▸ **WHAT IS REQUIRED**
Report how many lines below contain the word "Arable". Give only the number.

▸ **THE DATA**
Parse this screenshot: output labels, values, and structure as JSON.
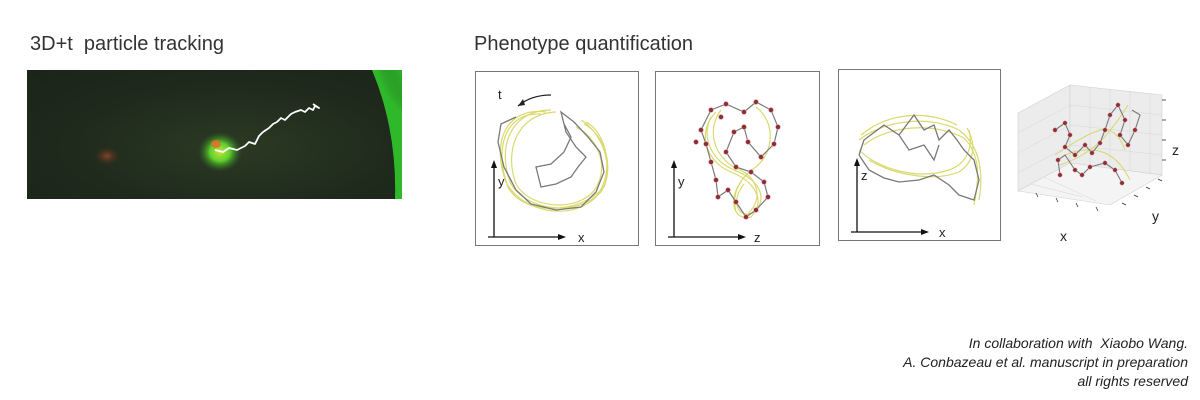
{
  "left_title": "3D+t  particle tracking",
  "right_title": "Phenotype quantification",
  "panels": [
    {
      "axes": {
        "x": "x",
        "y": "y"
      },
      "extra": "t"
    },
    {
      "axes": {
        "x": "z",
        "y": "y"
      }
    },
    {
      "axes": {
        "x": "x",
        "y": "z"
      }
    },
    {
      "axes": {
        "x": "x",
        "y": "y",
        "z": "z"
      }
    }
  ],
  "credits": {
    "line1": "In collaboration with  Xiaobo Wang.",
    "line2": "A. Conbazeau et al. manuscript in preparation",
    "line3": "all rights reserved"
  },
  "colors": {
    "trajectory": "#7a7a7a",
    "fit": "#d9d86a",
    "marker": "#b0505a",
    "cell": "#4ec02c",
    "background_tissue": "#2fb82a"
  }
}
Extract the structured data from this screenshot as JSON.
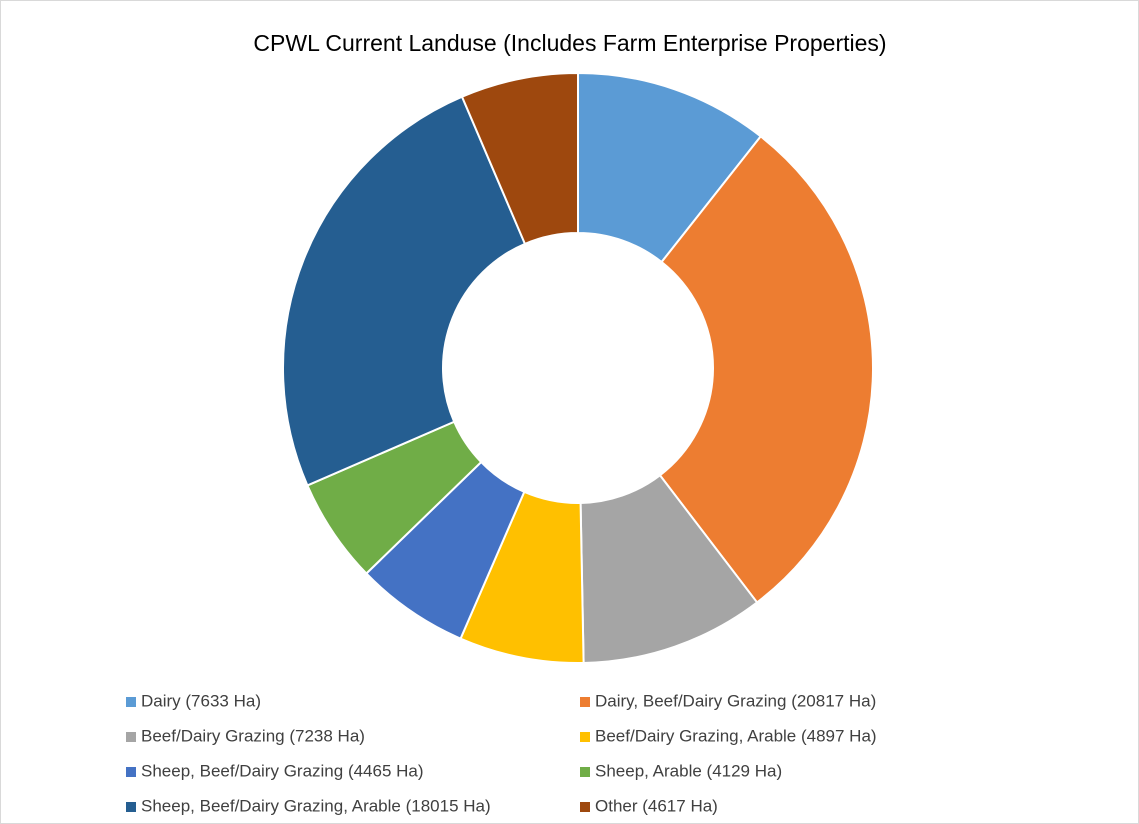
{
  "chart_data": {
    "type": "donut",
    "title": "CPWL Current Landuse (Includes Farm Enterprise Properties)",
    "categories": [
      "Dairy (7633 Ha)",
      "Dairy, Beef/Dairy Grazing (20817 Ha)",
      "Beef/Dairy Grazing (7238 Ha)",
      "Beef/Dairy Grazing, Arable (4897 Ha)",
      "Sheep, Beef/Dairy Grazing (4465 Ha)",
      "Sheep, Arable (4129 Ha)",
      "Sheep, Beef/Dairy Grazing, Arable (18015 Ha)",
      "Other (4617 Ha)"
    ],
    "values": [
      7633,
      20817,
      7238,
      4897,
      4465,
      4129,
      18015,
      4617
    ],
    "colors": [
      "#5b9bd5",
      "#ed7d31",
      "#a5a5a5",
      "#ffc000",
      "#4472c4",
      "#70ad47",
      "#255e91",
      "#9e480e"
    ],
    "legend": "bottom"
  }
}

▸ **ANSWER TO THE EXERCISE**
3